■ **GOAL OF THE EXERCISE**
Return each entry below exactly. Skip the images.

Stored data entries
★ ★ ★

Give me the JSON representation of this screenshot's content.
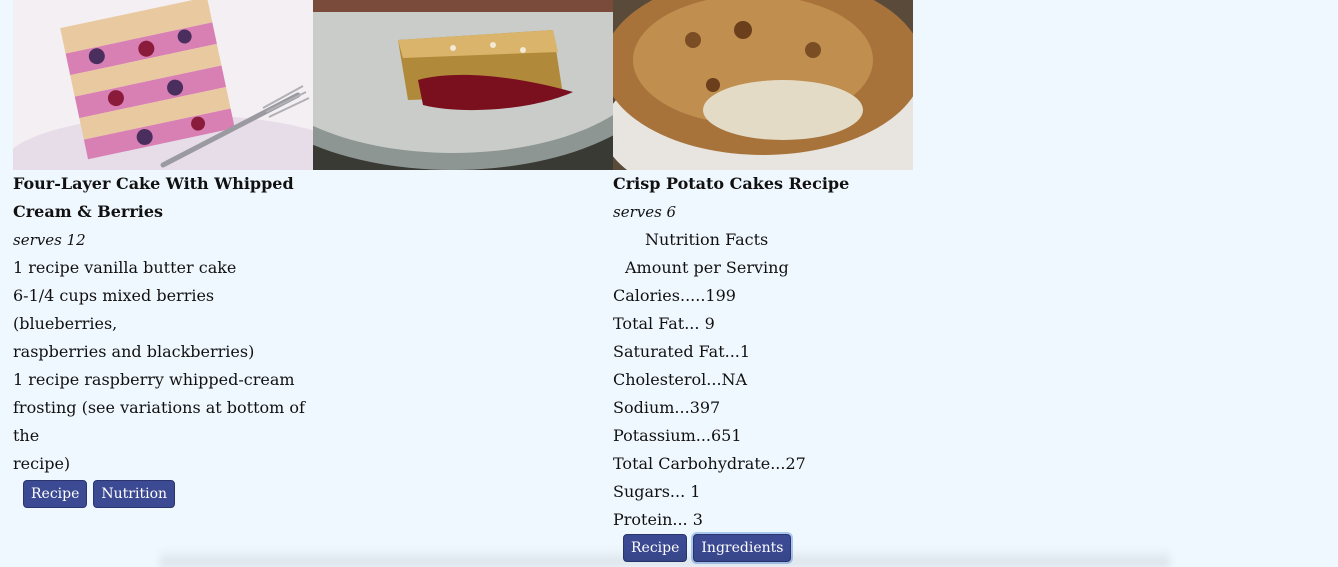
{
  "recipes": [
    {
      "title": "Four-Layer Cake With Whipped Cream & Berries",
      "serves": "serves 12",
      "lines": [
        "1 recipe vanilla butter cake",
        "6-1/4 cups mixed berries (blueberries,",
        "raspberries and blackberries)",
        "1 recipe raspberry whipped-cream",
        "frosting (see variations at bottom of the",
        "recipe)"
      ],
      "buttons": [
        "Recipe",
        "Nutrition"
      ]
    },
    {
      "title": "",
      "serves": "",
      "lines": [],
      "buttons": []
    },
    {
      "title": "Crisp Potato Cakes Recipe",
      "serves": "serves 6",
      "facts_head": "Nutrition Facts",
      "facts_sub": "Amount per Serving",
      "lines": [
        "Calories.....199",
        "Total Fat... 9",
        "Saturated Fat...1",
        "Cholesterol...NA",
        "Sodium...397",
        "Potassium...651",
        "Total Carbohydrate...27",
        "Sugars... 1",
        "Protein... 3"
      ],
      "buttons": [
        "Recipe",
        "Ingredients"
      ]
    }
  ],
  "colors": {
    "background": "#f0f8ff",
    "button": "#3b4a92"
  }
}
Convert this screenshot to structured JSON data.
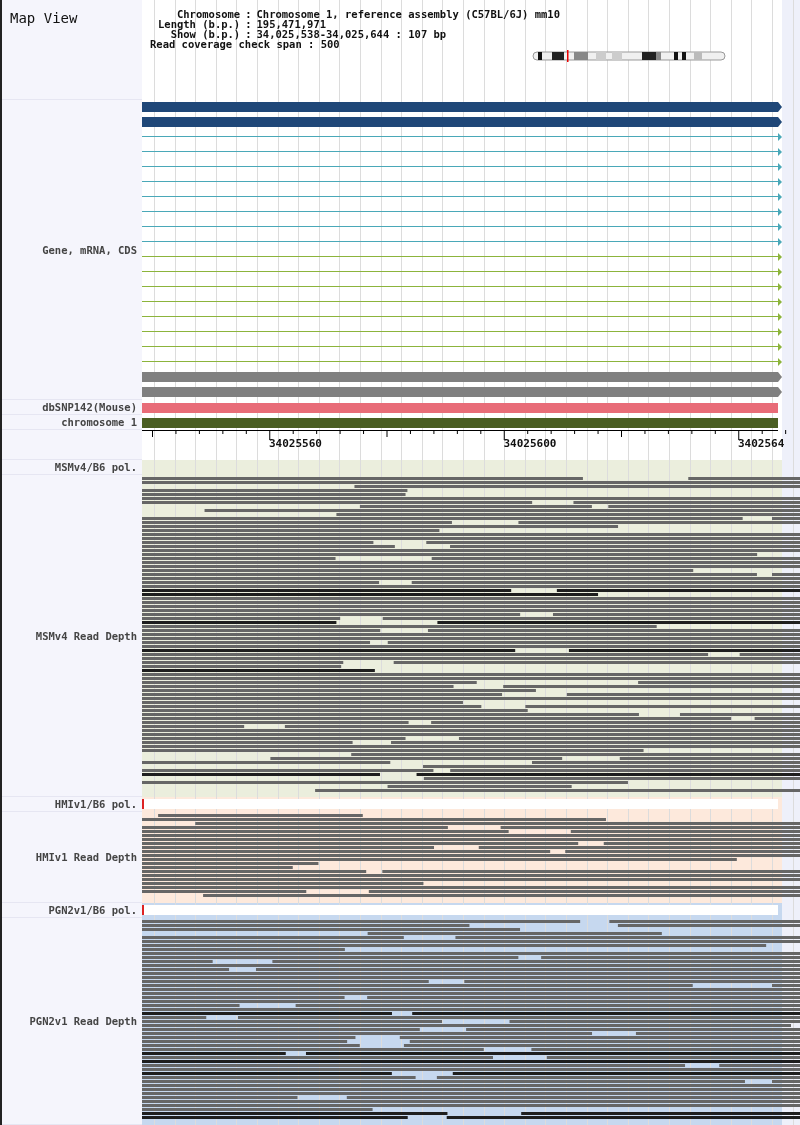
{
  "title": "Map View",
  "info": [
    {
      "label": "Chromosome",
      "sep": ":",
      "value": "Chromosome 1, reference assembly (C57BL/6J) mm10"
    },
    {
      "label": "Length (b.p.)",
      "sep": ":",
      "value": "195,471,971"
    },
    {
      "label": "Show (b.p.)",
      "sep": ":",
      "value": "34,025,538-34,025,644 : 107 bp"
    }
  ],
  "coverage": "Read coverage check span : 500",
  "gene_track": {
    "label": "Gene, mRNA, CDS",
    "features": [
      {
        "kind": "thick",
        "color": "#1f4778"
      },
      {
        "kind": "thick",
        "color": "#1f4778"
      },
      {
        "kind": "thin",
        "color": "#4aa8b8"
      },
      {
        "kind": "thin",
        "color": "#4aa8b8"
      },
      {
        "kind": "thin",
        "color": "#4aa8b8"
      },
      {
        "kind": "thin",
        "color": "#4aa8b8"
      },
      {
        "kind": "thin",
        "color": "#4aa8b8"
      },
      {
        "kind": "thin",
        "color": "#4aa8b8"
      },
      {
        "kind": "thin",
        "color": "#4aa8b8"
      },
      {
        "kind": "thin",
        "color": "#4aa8b8"
      },
      {
        "kind": "thin",
        "color": "#8cb43c"
      },
      {
        "kind": "thin",
        "color": "#8cb43c"
      },
      {
        "kind": "thin",
        "color": "#8cb43c"
      },
      {
        "kind": "thin",
        "color": "#8cb43c"
      },
      {
        "kind": "thin",
        "color": "#8cb43c"
      },
      {
        "kind": "thin",
        "color": "#8cb43c"
      },
      {
        "kind": "thin",
        "color": "#8cb43c"
      },
      {
        "kind": "thin",
        "color": "#8cb43c"
      },
      {
        "kind": "thick",
        "color": "#808080"
      },
      {
        "kind": "thick",
        "color": "#808080"
      }
    ]
  },
  "snp_track": {
    "label": "dbSNP142(Mouse)",
    "color": "#e86c78"
  },
  "chromosome_track": {
    "label": "chromosome 1",
    "color": "#4a5e22"
  },
  "axis": {
    "labels": [
      "34025560",
      "34025600",
      "3402564"
    ]
  },
  "strains": [
    {
      "pol_label": "MSMv4/B6 pol.",
      "depth_label": "MSMv4 Read Depth",
      "color": "#ebeedd",
      "pol_bar": false
    },
    {
      "pol_label": "HMIv1/B6 pol.",
      "depth_label": "HMIv1 Read Depth",
      "color": "#fde9dc",
      "pol_bar": true
    },
    {
      "pol_label": "PGN2v1/B6 pol.",
      "depth_label": "PGN2v1 Read Depth",
      "color": "#c6d8ef",
      "pol_bar": true
    }
  ]
}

★ ★ ★

■ **PROBLEM SOLUTION**
Give me the JSON representation of this screenshot's content.
{
  "recipes": [
    {
      "title": "Four-Layer Cake With Whipped Cream & Berries",
      "serves": "serves 12",
      "lines": [
        "1 recipe vanilla butter cake",
        "6-1/4 cups mixed berries (blueberries,",
        "raspberries and blackberries)",
        "1 recipe raspberry whipped-cream",
        "frosting (see variations at bottom of the",
        "recipe)"
      ],
      "buttons": [
        "Recipe",
        "Nutrition"
      ]
    },
    {
      "title": "",
      "serves": "",
      "lines": [],
      "buttons": []
    },
    {
      "title": "Crisp Potato Cakes Recipe",
      "serves": "serves 6",
      "facts_head": "Nutrition Facts",
      "facts_sub": "Amount per Serving",
      "lines": [
        "Calories.....199",
        "Total Fat... 9",
        "Saturated Fat...1",
        "Cholesterol...NA",
        "Sodium...397",
        "Potassium...651",
        "Total Carbohydrate...27",
        "Sugars... 1",
        "Protein... 3"
      ],
      "buttons": [
        "Recipe",
        "Ingredients"
      ]
    }
  ],
  "colors": {
    "background": "#f0f8ff",
    "button": "#3b4a92"
  }
}
Convert this screenshot to structured JSON data.
{
  "title": "Map View",
  "info": [
    {
      "label": "Chromosome",
      "sep": ":",
      "value": "Chromosome 1, reference assembly (C57BL/6J) mm10"
    },
    {
      "label": "Length (b.p.)",
      "sep": ":",
      "value": "195,471,971"
    },
    {
      "label": "Show (b.p.)",
      "sep": ":",
      "value": "34,025,538-34,025,644 : 107 bp"
    }
  ],
  "coverage": "Read coverage check span : 500",
  "gene_track": {
    "label": "Gene, mRNA, CDS",
    "features": [
      {
        "kind": "thick",
        "color": "#1f4778"
      },
      {
        "kind": "thick",
        "color": "#1f4778"
      },
      {
        "kind": "thin",
        "color": "#4aa8b8"
      },
      {
        "kind": "thin",
        "color": "#4aa8b8"
      },
      {
        "kind": "thin",
        "color": "#4aa8b8"
      },
      {
        "kind": "thin",
        "color": "#4aa8b8"
      },
      {
        "kind": "thin",
        "color": "#4aa8b8"
      },
      {
        "kind": "thin",
        "color": "#4aa8b8"
      },
      {
        "kind": "thin",
        "color": "#4aa8b8"
      },
      {
        "kind": "thin",
        "color": "#4aa8b8"
      },
      {
        "kind": "thin",
        "color": "#8cb43c"
      },
      {
        "kind": "thin",
        "color": "#8cb43c"
      },
      {
        "kind": "thin",
        "color": "#8cb43c"
      },
      {
        "kind": "thin",
        "color": "#8cb43c"
      },
      {
        "kind": "thin",
        "color": "#8cb43c"
      },
      {
        "kind": "thin",
        "color": "#8cb43c"
      },
      {
        "kind": "thin",
        "color": "#8cb43c"
      },
      {
        "kind": "thin",
        "color": "#8cb43c"
      },
      {
        "kind": "thick",
        "color": "#808080"
      },
      {
        "kind": "thick",
        "color": "#808080"
      }
    ]
  },
  "snp_track": {
    "label": "dbSNP142(Mouse)",
    "color": "#e86c78"
  },
  "chromosome_track": {
    "label": "chromosome 1",
    "color": "#4a5e22"
  },
  "axis": {
    "labels": [
      "34025560",
      "34025600",
      "3402564"
    ]
  },
  "strains": [
    {
      "pol_label": "MSMv4/B6 pol.",
      "depth_label": "MSMv4 Read Depth",
      "color": "#ebeedd",
      "pol_bar": false
    },
    {
      "pol_label": "HMIv1/B6 pol.",
      "depth_label": "HMIv1 Read Depth",
      "color": "#fde9dc",
      "pol_bar": true
    },
    {
      "pol_label": "PGN2v1/B6 pol.",
      "depth_label": "PGN2v1 Read Depth",
      "color": "#c6d8ef",
      "pol_bar": true
    }
  ]
}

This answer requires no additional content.